Keep the pictures out of the copy and repeat the records exactly.

* * * * * * *

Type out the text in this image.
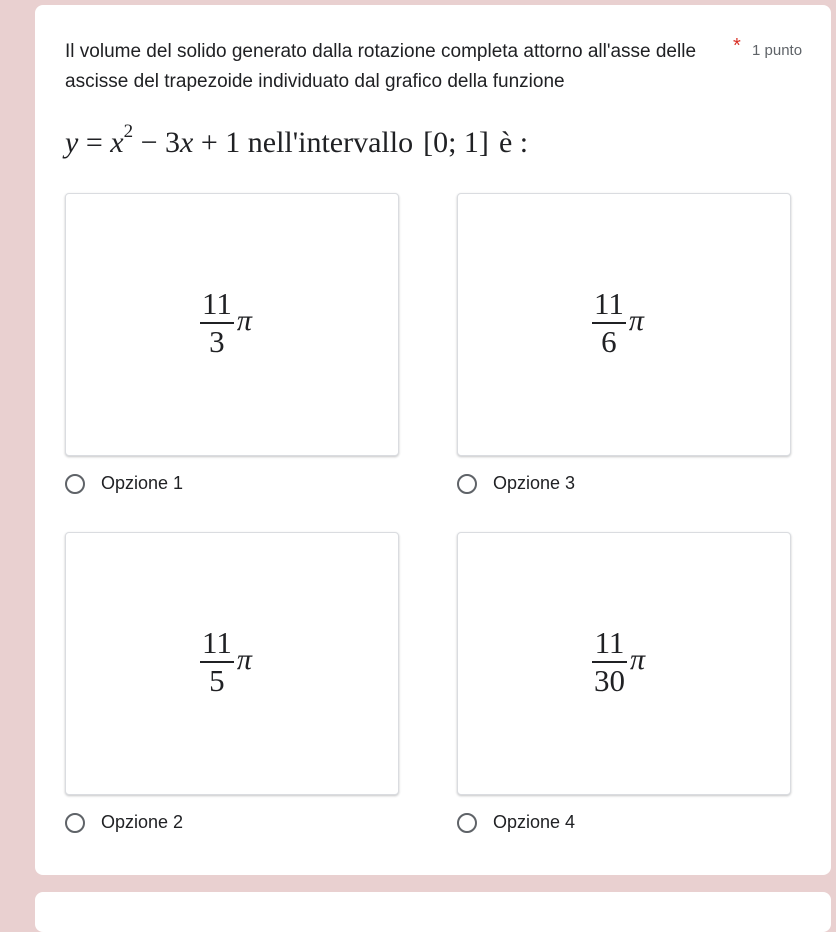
Il volume del solido generato dalla rotazione completa attorno all'asse delle ascisse del trapezoide individuato dal grafico della funzione
* 1 punto
$y = x^2 - 3x + 1$ nell'intervallo [0; 1] è :
$\frac{11}{3}$ π
Opzione 1
$\frac{11}{6}$ π
Opzione 3
$\frac{11}{5}$ π
Opzione 2
$\frac{11}{30}$ π
Opzione 4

* * * * * * *

• [Solution for this problem]
Type out the text in this image.
Il volume del solido generato dalla rotazione completa attorno all'asse delle ascisse del trapezoide individuato dal grafico della funzione
* 1 punto
$y = x^2 - 3x + 1$ nell'intervallo [0; 1] è :
$\frac{11}{3}$ π
Opzione 1
$\frac{11}{6}$ π
Opzione 3
$\frac{11}{5}$ π
Opzione 2
$\frac{11}{30}$ π
Opzione 4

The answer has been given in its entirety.